**TASK INSTRUCTIONS:**
Work out the number of lines with the word "screenshot" in the material below, then reply with that number only.

--------

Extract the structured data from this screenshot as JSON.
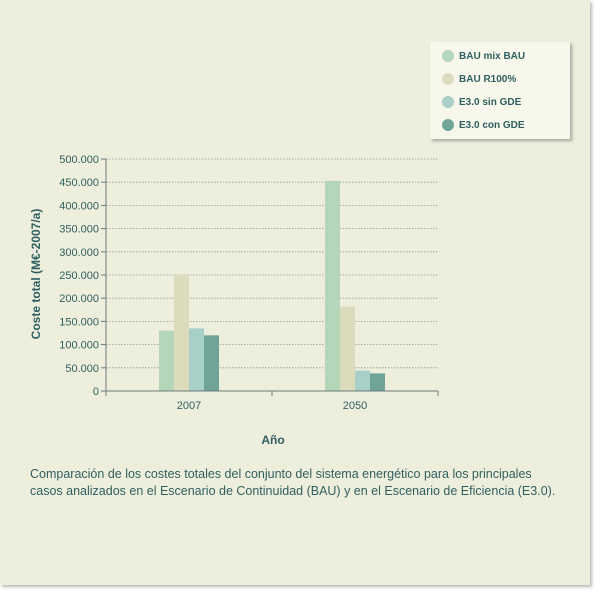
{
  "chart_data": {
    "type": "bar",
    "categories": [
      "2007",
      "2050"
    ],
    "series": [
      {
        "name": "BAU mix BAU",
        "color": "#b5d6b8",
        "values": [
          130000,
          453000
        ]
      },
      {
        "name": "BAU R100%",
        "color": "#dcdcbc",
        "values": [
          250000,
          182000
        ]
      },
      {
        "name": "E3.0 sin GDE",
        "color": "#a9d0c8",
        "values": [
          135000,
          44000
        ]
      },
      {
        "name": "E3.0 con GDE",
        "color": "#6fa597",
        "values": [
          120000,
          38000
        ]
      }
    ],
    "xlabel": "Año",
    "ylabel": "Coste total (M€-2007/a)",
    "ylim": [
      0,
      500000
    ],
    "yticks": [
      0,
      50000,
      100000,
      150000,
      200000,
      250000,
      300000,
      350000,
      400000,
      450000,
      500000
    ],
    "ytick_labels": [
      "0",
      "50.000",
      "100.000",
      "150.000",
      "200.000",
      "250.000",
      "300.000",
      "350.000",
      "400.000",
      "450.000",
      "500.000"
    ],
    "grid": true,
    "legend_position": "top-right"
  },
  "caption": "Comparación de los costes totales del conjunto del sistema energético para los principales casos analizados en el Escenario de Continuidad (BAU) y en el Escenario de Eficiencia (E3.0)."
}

--------

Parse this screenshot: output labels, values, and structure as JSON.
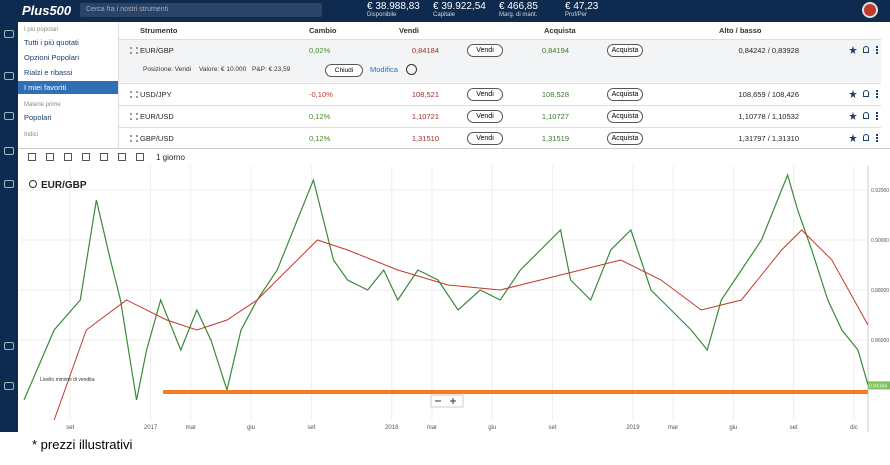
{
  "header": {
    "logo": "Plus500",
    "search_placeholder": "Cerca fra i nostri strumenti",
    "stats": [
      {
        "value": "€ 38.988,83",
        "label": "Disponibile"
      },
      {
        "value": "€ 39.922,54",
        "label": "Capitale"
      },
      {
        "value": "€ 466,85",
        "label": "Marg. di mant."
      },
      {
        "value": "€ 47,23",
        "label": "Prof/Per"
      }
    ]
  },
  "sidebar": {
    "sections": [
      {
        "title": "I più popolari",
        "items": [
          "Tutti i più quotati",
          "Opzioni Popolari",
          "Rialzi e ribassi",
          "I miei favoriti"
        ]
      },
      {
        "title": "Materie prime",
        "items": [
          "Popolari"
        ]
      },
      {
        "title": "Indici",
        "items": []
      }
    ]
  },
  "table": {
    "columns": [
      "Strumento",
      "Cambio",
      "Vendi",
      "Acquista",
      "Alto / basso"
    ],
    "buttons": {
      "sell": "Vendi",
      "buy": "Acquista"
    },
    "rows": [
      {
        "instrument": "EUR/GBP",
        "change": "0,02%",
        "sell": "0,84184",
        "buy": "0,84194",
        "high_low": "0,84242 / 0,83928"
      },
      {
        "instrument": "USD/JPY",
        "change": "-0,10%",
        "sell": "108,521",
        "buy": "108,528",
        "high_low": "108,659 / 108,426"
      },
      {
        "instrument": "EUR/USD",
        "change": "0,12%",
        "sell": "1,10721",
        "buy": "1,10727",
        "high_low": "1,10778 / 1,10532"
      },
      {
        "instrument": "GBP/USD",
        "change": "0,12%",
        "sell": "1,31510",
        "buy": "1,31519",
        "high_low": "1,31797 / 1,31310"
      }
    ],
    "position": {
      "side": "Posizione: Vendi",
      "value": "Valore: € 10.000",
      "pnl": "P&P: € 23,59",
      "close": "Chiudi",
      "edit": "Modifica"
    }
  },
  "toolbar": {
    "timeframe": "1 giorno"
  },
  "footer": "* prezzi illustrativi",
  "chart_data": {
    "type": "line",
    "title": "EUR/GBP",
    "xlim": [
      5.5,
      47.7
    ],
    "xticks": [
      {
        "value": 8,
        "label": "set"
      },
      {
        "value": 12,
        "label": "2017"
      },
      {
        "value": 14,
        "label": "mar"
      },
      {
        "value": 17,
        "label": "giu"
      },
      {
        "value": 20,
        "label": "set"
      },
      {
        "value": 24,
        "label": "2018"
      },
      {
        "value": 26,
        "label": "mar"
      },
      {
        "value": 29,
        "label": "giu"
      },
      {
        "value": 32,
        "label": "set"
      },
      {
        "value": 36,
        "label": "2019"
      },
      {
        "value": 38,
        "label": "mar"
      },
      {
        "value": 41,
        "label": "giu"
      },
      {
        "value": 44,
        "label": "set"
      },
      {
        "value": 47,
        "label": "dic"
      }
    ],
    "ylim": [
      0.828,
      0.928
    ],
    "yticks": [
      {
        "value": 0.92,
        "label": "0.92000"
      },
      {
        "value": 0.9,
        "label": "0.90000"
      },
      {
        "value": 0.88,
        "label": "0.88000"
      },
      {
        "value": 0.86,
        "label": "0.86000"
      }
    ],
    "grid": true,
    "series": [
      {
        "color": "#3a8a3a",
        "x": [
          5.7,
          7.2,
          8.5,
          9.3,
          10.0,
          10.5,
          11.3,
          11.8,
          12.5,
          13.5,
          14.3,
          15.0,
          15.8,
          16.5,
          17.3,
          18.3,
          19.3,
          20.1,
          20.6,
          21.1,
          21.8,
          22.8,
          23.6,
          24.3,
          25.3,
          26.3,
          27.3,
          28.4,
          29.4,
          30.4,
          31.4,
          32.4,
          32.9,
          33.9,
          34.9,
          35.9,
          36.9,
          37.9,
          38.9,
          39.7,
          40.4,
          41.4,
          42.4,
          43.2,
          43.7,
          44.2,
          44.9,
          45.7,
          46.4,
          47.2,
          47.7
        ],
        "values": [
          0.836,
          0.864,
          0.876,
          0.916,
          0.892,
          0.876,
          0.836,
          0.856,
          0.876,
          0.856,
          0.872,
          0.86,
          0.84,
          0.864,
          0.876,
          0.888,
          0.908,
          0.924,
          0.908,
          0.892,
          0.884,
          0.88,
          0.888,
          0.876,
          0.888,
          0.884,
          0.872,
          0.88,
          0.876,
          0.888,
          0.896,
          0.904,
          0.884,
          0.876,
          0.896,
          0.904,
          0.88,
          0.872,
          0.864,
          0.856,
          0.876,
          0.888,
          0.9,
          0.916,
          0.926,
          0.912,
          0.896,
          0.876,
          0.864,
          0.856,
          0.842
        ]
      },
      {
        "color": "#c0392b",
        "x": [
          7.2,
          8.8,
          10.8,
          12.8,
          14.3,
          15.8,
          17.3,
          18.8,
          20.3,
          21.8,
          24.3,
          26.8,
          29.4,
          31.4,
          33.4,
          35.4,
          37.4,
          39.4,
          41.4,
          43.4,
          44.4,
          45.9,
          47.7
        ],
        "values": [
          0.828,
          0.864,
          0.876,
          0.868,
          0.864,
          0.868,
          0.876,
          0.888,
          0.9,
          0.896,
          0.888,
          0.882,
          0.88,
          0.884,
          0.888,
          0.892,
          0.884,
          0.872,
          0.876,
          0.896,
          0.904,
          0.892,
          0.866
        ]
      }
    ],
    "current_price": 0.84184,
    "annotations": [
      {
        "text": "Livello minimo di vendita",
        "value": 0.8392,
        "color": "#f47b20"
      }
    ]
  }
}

--------

**SOLVED PROBLEM:**
2